EXERCISE >> Each record needs to be echoed exactly; can you do that?

Records contained in a dataset:
>>>>>

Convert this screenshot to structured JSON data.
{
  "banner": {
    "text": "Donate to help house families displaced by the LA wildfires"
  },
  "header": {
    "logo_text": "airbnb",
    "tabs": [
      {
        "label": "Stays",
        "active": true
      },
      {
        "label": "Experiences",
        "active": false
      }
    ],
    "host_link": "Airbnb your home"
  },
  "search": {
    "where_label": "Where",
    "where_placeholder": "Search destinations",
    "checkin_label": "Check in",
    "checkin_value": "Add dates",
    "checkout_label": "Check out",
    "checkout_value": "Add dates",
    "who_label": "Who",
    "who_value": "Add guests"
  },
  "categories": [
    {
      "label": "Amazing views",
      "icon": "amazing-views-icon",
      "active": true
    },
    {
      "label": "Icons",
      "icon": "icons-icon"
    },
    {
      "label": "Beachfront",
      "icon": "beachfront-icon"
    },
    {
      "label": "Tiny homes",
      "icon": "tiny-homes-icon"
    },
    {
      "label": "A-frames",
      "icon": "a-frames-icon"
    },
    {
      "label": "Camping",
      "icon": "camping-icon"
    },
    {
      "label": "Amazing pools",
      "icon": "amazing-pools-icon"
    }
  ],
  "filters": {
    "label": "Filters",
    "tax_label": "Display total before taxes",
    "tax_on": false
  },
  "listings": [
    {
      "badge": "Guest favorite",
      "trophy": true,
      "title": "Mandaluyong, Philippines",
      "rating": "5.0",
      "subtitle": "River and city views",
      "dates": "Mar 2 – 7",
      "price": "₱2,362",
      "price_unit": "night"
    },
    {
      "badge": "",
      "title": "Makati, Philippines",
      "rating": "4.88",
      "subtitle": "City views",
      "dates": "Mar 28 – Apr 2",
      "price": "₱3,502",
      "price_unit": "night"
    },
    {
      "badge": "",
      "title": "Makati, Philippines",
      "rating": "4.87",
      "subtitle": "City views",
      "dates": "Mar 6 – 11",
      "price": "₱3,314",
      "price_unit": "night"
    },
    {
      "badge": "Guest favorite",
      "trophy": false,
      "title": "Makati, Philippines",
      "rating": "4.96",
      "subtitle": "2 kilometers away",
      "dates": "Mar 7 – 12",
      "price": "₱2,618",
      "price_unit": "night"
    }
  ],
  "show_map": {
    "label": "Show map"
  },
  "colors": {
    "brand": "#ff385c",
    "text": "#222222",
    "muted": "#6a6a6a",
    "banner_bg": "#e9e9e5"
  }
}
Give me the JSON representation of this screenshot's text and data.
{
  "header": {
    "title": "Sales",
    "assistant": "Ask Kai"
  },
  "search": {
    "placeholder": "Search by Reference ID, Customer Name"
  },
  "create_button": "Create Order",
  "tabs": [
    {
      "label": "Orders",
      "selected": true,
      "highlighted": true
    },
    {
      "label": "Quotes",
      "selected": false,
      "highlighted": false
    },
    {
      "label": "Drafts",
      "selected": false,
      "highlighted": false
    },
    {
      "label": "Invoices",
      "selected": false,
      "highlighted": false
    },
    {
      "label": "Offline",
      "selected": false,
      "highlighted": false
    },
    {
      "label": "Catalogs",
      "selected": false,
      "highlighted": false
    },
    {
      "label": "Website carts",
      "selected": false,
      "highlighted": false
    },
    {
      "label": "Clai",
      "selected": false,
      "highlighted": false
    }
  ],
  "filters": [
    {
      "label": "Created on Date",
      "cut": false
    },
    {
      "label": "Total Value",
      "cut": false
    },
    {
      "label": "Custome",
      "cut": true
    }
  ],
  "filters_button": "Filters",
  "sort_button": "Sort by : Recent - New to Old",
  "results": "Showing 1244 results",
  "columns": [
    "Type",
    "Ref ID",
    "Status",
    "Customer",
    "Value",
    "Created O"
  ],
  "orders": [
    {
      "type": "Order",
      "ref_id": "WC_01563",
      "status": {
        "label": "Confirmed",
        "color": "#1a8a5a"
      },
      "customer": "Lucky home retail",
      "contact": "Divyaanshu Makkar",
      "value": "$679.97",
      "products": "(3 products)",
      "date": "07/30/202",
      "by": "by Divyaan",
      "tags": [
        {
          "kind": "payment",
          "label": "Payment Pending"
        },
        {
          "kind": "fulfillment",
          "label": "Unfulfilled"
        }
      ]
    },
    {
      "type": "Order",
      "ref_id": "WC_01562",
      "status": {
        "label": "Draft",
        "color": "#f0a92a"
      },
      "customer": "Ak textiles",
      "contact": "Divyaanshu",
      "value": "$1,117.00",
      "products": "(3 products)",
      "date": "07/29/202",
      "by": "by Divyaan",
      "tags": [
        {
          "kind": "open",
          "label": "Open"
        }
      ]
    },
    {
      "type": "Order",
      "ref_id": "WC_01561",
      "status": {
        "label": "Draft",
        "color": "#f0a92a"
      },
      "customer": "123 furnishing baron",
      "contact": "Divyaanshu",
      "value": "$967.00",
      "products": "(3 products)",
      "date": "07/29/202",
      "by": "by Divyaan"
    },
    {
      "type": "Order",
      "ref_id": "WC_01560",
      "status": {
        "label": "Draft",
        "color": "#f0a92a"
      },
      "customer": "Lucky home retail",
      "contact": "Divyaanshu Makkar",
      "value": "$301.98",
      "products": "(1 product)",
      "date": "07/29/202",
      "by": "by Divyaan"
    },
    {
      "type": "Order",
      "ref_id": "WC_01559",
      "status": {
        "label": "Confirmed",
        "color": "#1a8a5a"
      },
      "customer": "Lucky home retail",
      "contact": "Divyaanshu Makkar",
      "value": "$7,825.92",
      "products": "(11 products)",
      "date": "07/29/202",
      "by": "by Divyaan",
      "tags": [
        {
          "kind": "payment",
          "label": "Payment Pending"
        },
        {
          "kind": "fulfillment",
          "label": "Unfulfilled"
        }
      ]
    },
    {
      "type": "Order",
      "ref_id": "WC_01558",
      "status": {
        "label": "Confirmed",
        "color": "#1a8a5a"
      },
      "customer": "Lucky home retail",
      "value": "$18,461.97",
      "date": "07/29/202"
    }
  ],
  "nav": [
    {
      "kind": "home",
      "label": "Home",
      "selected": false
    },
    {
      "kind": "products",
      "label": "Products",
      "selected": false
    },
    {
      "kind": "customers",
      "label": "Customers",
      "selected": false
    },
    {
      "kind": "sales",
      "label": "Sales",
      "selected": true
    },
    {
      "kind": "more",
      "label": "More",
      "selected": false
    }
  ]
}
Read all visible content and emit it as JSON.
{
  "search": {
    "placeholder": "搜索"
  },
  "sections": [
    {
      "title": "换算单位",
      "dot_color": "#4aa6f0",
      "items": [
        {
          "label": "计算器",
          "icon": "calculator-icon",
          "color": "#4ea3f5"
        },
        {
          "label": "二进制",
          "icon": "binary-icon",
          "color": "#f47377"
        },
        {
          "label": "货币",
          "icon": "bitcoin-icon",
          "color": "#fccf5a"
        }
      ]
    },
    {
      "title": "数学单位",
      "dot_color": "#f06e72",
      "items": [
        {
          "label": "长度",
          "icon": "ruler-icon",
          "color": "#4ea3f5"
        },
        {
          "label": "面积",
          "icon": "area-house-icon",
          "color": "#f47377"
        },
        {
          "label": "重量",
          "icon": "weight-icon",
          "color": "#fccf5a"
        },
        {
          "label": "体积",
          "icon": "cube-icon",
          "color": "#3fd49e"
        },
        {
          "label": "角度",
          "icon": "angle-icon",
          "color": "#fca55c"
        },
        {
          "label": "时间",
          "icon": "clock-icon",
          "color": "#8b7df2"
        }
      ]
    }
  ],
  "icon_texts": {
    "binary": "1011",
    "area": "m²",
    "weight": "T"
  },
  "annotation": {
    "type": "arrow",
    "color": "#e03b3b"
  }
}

<<<<<

RESULT BELOW >>
Convert this screenshot to structured JSON data.
{
  "banner": {
    "text": "Donate to help house families displaced by the LA wildfires"
  },
  "header": {
    "logo_text": "airbnb",
    "tabs": [
      {
        "label": "Stays",
        "active": true
      },
      {
        "label": "Experiences",
        "active": false
      }
    ],
    "host_link": "Airbnb your home"
  },
  "search": {
    "where_label": "Where",
    "where_placeholder": "Search destinations",
    "checkin_label": "Check in",
    "checkin_value": "Add dates",
    "checkout_label": "Check out",
    "checkout_value": "Add dates",
    "who_label": "Who",
    "who_value": "Add guests"
  },
  "categories": [
    {
      "label": "Amazing views",
      "icon": "amazing-views-icon",
      "active": true
    },
    {
      "label": "Icons",
      "icon": "icons-icon"
    },
    {
      "label": "Beachfront",
      "icon": "beachfront-icon"
    },
    {
      "label": "Tiny homes",
      "icon": "tiny-homes-icon"
    },
    {
      "label": "A-frames",
      "icon": "a-frames-icon"
    },
    {
      "label": "Camping",
      "icon": "camping-icon"
    },
    {
      "label": "Amazing pools",
      "icon": "amazing-pools-icon"
    }
  ],
  "filters": {
    "label": "Filters",
    "tax_label": "Display total before taxes",
    "tax_on": false
  },
  "listings": [
    {
      "badge": "Guest favorite",
      "trophy": true,
      "title": "Mandaluyong, Philippines",
      "rating": "5.0",
      "subtitle": "River and city views",
      "dates": "Mar 2 – 7",
      "price": "₱2,362",
      "price_unit": "night"
    },
    {
      "badge": "",
      "title": "Makati, Philippines",
      "rating": "4.88",
      "subtitle": "City views",
      "dates": "Mar 28 – Apr 2",
      "price": "₱3,502",
      "price_unit": "night"
    },
    {
      "badge": "",
      "title": "Makati, Philippines",
      "rating": "4.87",
      "subtitle": "City views",
      "dates": "Mar 6 – 11",
      "price": "₱3,314",
      "price_unit": "night"
    },
    {
      "badge": "Guest favorite",
      "trophy": false,
      "title": "Makati, Philippines",
      "rating": "4.96",
      "subtitle": "2 kilometers away",
      "dates": "Mar 7 – 12",
      "price": "₱2,618",
      "price_unit": "night"
    }
  ],
  "show_map": {
    "label": "Show map"
  },
  "colors": {
    "brand": "#ff385c",
    "text": "#222222",
    "muted": "#6a6a6a",
    "banner_bg": "#e9e9e5"
  }
}
Give me the JSON representation of this screenshot's text and data.
{
  "header": {
    "title": "Sales",
    "assistant": "Ask Kai"
  },
  "search": {
    "placeholder": "Search by Reference ID, Customer Name"
  },
  "create_button": "Create Order",
  "tabs": [
    {
      "label": "Orders",
      "selected": true,
      "highlighted": true
    },
    {
      "label": "Quotes",
      "selected": false,
      "highlighted": false
    },
    {
      "label": "Drafts",
      "selected": false,
      "highlighted": false
    },
    {
      "label": "Invoices",
      "selected": false,
      "highlighted": false
    },
    {
      "label": "Offline",
      "selected": false,
      "highlighted": false
    },
    {
      "label": "Catalogs",
      "selected": false,
      "highlighted": false
    },
    {
      "label": "Website carts",
      "selected": false,
      "highlighted": false
    },
    {
      "label": "Clai",
      "selected": false,
      "highlighted": false
    }
  ],
  "filters": [
    {
      "label": "Created on Date",
      "cut": false
    },
    {
      "label": "Total Value",
      "cut": false
    },
    {
      "label": "Custome",
      "cut": true
    }
  ],
  "filters_button": "Filters",
  "sort_button": "Sort by : Recent - New to Old",
  "results": "Showing 1244 results",
  "columns": [
    "Type",
    "Ref ID",
    "Status",
    "Customer",
    "Value",
    "Created O"
  ],
  "orders": [
    {
      "type": "Order",
      "ref_id": "WC_01563",
      "status": {
        "label": "Confirmed",
        "color": "#1a8a5a"
      },
      "customer": "Lucky home retail",
      "contact": "Divyaanshu Makkar",
      "value": "$679.97",
      "products": "(3 products)",
      "date": "07/30/202",
      "by": "by Divyaan",
      "tags": [
        {
          "kind": "payment",
          "label": "Payment Pending"
        },
        {
          "kind": "fulfillment",
          "label": "Unfulfilled"
        }
      ]
    },
    {
      "type": "Order",
      "ref_id": "WC_01562",
      "status": {
        "label": "Draft",
        "color": "#f0a92a"
      },
      "customer": "Ak textiles",
      "contact": "Divyaanshu",
      "value": "$1,117.00",
      "products": "(3 products)",
      "date": "07/29/202",
      "by": "by Divyaan",
      "tags": [
        {
          "kind": "open",
          "label": "Open"
        }
      ]
    },
    {
      "type": "Order",
      "ref_id": "WC_01561",
      "status": {
        "label": "Draft",
        "color": "#f0a92a"
      },
      "customer": "123 furnishing baron",
      "contact": "Divyaanshu",
      "value": "$967.00",
      "products": "(3 products)",
      "date": "07/29/202",
      "by": "by Divyaan"
    },
    {
      "type": "Order",
      "ref_id": "WC_01560",
      "status": {
        "label": "Draft",
        "color": "#f0a92a"
      },
      "customer": "Lucky home retail",
      "contact": "Divyaanshu Makkar",
      "value": "$301.98",
      "products": "(1 product)",
      "date": "07/29/202",
      "by": "by Divyaan"
    },
    {
      "type": "Order",
      "ref_id": "WC_01559",
      "status": {
        "label": "Confirmed",
        "color": "#1a8a5a"
      },
      "customer": "Lucky home retail",
      "contact": "Divyaanshu Makkar",
      "value": "$7,825.92",
      "products": "(11 products)",
      "date": "07/29/202",
      "by": "by Divyaan",
      "tags": [
        {
          "kind": "payment",
          "label": "Payment Pending"
        },
        {
          "kind": "fulfillment",
          "label": "Unfulfilled"
        }
      ]
    },
    {
      "type": "Order",
      "ref_id": "WC_01558",
      "status": {
        "label": "Confirmed",
        "color": "#1a8a5a"
      },
      "customer": "Lucky home retail",
      "value": "$18,461.97",
      "date": "07/29/202"
    }
  ],
  "nav": [
    {
      "kind": "home",
      "label": "Home",
      "selected": false
    },
    {
      "kind": "products",
      "label": "Products",
      "selected": false
    },
    {
      "kind": "customers",
      "label": "Customers",
      "selected": false
    },
    {
      "kind": "sales",
      "label": "Sales",
      "selected": true
    },
    {
      "kind": "more",
      "label": "More",
      "selected": false
    }
  ]
}
Read all visible content and emit it as JSON.
{
  "search": {
    "placeholder": "搜索"
  },
  "sections": [
    {
      "title": "换算单位",
      "dot_color": "#4aa6f0",
      "items": [
        {
          "label": "计算器",
          "icon": "calculator-icon",
          "color": "#4ea3f5"
        },
        {
          "label": "二进制",
          "icon": "binary-icon",
          "color": "#f47377"
        },
        {
          "label": "货币",
          "icon": "bitcoin-icon",
          "color": "#fccf5a"
        }
      ]
    },
    {
      "title": "数学单位",
      "dot_color": "#f06e72",
      "items": [
        {
          "label": "长度",
          "icon": "ruler-icon",
          "color": "#4ea3f5"
        },
        {
          "label": "面积",
          "icon": "area-house-icon",
          "color": "#f47377"
        },
        {
          "label": "重量",
          "icon": "weight-icon",
          "color": "#fccf5a"
        },
        {
          "label": "体积",
          "icon": "cube-icon",
          "color": "#3fd49e"
        },
        {
          "label": "角度",
          "icon": "angle-icon",
          "color": "#fca55c"
        },
        {
          "label": "时间",
          "icon": "clock-icon",
          "color": "#8b7df2"
        }
      ]
    }
  ],
  "icon_texts": {
    "binary": "1011",
    "area": "m²",
    "weight": "T"
  },
  "annotation": {
    "type": "arrow",
    "color": "#e03b3b"
  }
}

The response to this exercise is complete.